### WHAT IS REQUIRED
From the listing below, pull out the lines that hold "accuracy".

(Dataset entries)

________________

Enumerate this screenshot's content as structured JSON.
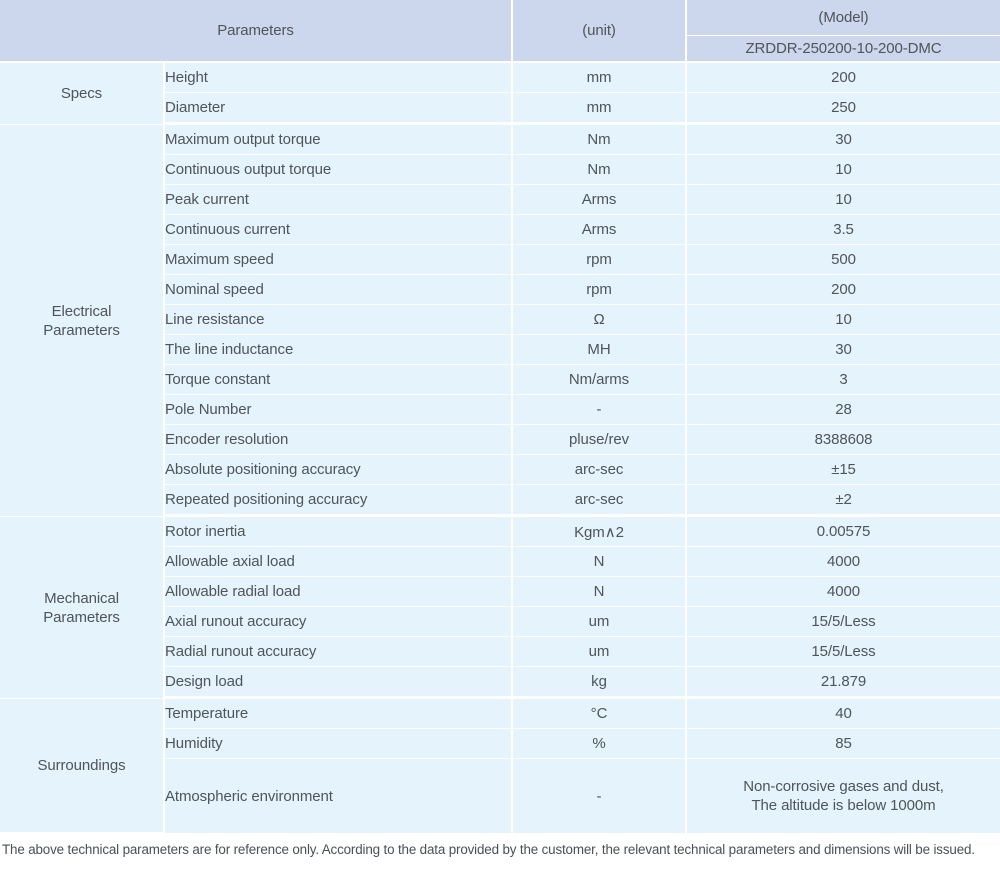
{
  "table": {
    "header": {
      "parameters": "Parameters",
      "unit": "(unit)",
      "model": "(Model)",
      "model_value": "ZRDDR-250200-10-200-DMC"
    },
    "groups": [
      {
        "label": "Specs",
        "rows": [
          {
            "param": "Height",
            "unit": "mm",
            "value": "200"
          },
          {
            "param": "Diameter",
            "unit": "mm",
            "value": "250"
          }
        ]
      },
      {
        "label": "Electrical\nParameters",
        "rows": [
          {
            "param": "Maximum output torque",
            "unit": "Nm",
            "value": "30"
          },
          {
            "param": "Continuous output torque",
            "unit": "Nm",
            "value": "10"
          },
          {
            "param": "Peak current",
            "unit": "Arms",
            "value": "10"
          },
          {
            "param": "Continuous current",
            "unit": "Arms",
            "value": "3.5"
          },
          {
            "param": "Maximum speed",
            "unit": "rpm",
            "value": "500"
          },
          {
            "param": "Nominal speed",
            "unit": "rpm",
            "value": "200"
          },
          {
            "param": "Line resistance",
            "unit": "Ω",
            "value": "10"
          },
          {
            "param": "The line inductance",
            "unit": "MH",
            "value": "30"
          },
          {
            "param": "Torque constant",
            "unit": "Nm/arms",
            "value": "3"
          },
          {
            "param": "Pole Number",
            "unit": "-",
            "value": "28"
          },
          {
            "param": "Encoder resolution",
            "unit": "pluse/rev",
            "value": "8388608"
          },
          {
            "param": "Absolute positioning accuracy",
            "unit": "arc-sec",
            "value": "±15"
          },
          {
            "param": "Repeated positioning accuracy",
            "unit": "arc-sec",
            "value": "±2"
          }
        ]
      },
      {
        "label": "Mechanical\nParameters",
        "rows": [
          {
            "param": "Rotor inertia",
            "unit": "Kgm∧2",
            "value": "0.00575"
          },
          {
            "param": "Allowable axial load",
            "unit": "N",
            "value": "4000"
          },
          {
            "param": "Allowable radial load",
            "unit": "N",
            "value": "4000"
          },
          {
            "param": "Axial runout accuracy",
            "unit": "um",
            "value": "15/5/Less"
          },
          {
            "param": "Radial runout accuracy",
            "unit": "um",
            "value": "15/5/Less"
          },
          {
            "param": "Design load",
            "unit": "kg",
            "value": "21.879"
          }
        ]
      },
      {
        "label": "Surroundings",
        "rows": [
          {
            "param": "Temperature",
            "unit": "°C",
            "value": "40"
          },
          {
            "param": "Humidity",
            "unit": "%",
            "value": "85"
          },
          {
            "param": "Atmospheric environment",
            "unit": "-",
            "value": "Non-corrosive gases and dust,\nThe altitude is below 1000m"
          }
        ]
      }
    ]
  },
  "footer": {
    "note": "The above technical parameters are for reference only. According to the data provided by the customer, the relevant technical parameters and dimensions will be issued."
  },
  "colors": {
    "header_bg": "#ccd6ec",
    "cell_bg": "#e4f3fc",
    "separator": "#ffffff"
  }
}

________________

### TASK RESULT
            "param": "Absolute positioning accuracy",
            "param": "Repeated positioning accuracy",
            "param": "Axial runout accuracy",
            "param": "Radial runout accuracy",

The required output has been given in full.